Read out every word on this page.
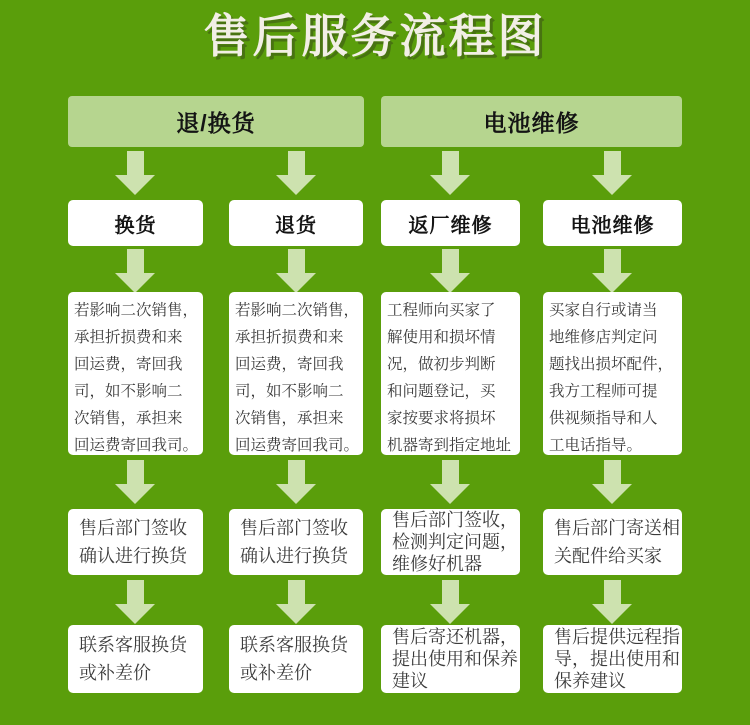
售后服务流程图
退/换货	电池维修
换货	退货	返厂维修	电池维修
若影响二次销售，
承担折损费和来
回运费，寄回我
司，如不影响二
次销售，承担来
回运费寄回我司。
若影响二次销售，
承担折损费和来
回运费，寄回我
司，如不影响二
次销售，承担来
回运费寄回我司。
工程师向买家了
解使用和损坏情
况，做初步判断
和问题登记，买
家按要求将损坏
机器寄到指定地址
买家自行或请当
地维修店判定问
题找出损坏配件，
我方工程师可提
供视频指导和人
工电话指导。
售后部门签收
确认进行换货
售后部门签收
确认进行换货
售后部门签收，
检测判定问题，
维修好机器
售后部门寄送相
关配件给买家
联系客服换货
或补差价
联系客服换货
或补差价
售后寄还机器，
提出使用和保养
建议
售后提供远程指
导，提出使用和
保养建议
________________________
Exercise description: The records above need to be given again exactly. Omit the pictures.

Response to this task:
Read out every word on this page.
售后服务流程图
退/换货	电池维修
换货	退货	返厂维修	电池维修
若影响二次销售，
承担折损费和来
回运费，寄回我
司，如不影响二
次销售，承担来
回运费寄回我司。
若影响二次销售，
承担折损费和来
回运费，寄回我
司，如不影响二
次销售，承担来
回运费寄回我司。
工程师向买家了
解使用和损坏情
况，做初步判断
和问题登记，买
家按要求将损坏
机器寄到指定地址
买家自行或请当
地维修店判定问
题找出损坏配件，
我方工程师可提
供视频指导和人
工电话指导。
售后部门签收
确认进行换货
售后部门签收
确认进行换货
售后部门签收，
检测判定问题，
维修好机器
售后部门寄送相
关配件给买家
联系客服换货
或补差价
联系客服换货
或补差价
售后寄还机器，
提出使用和保养
建议
售后提供远程指
导，提出使用和
保养建议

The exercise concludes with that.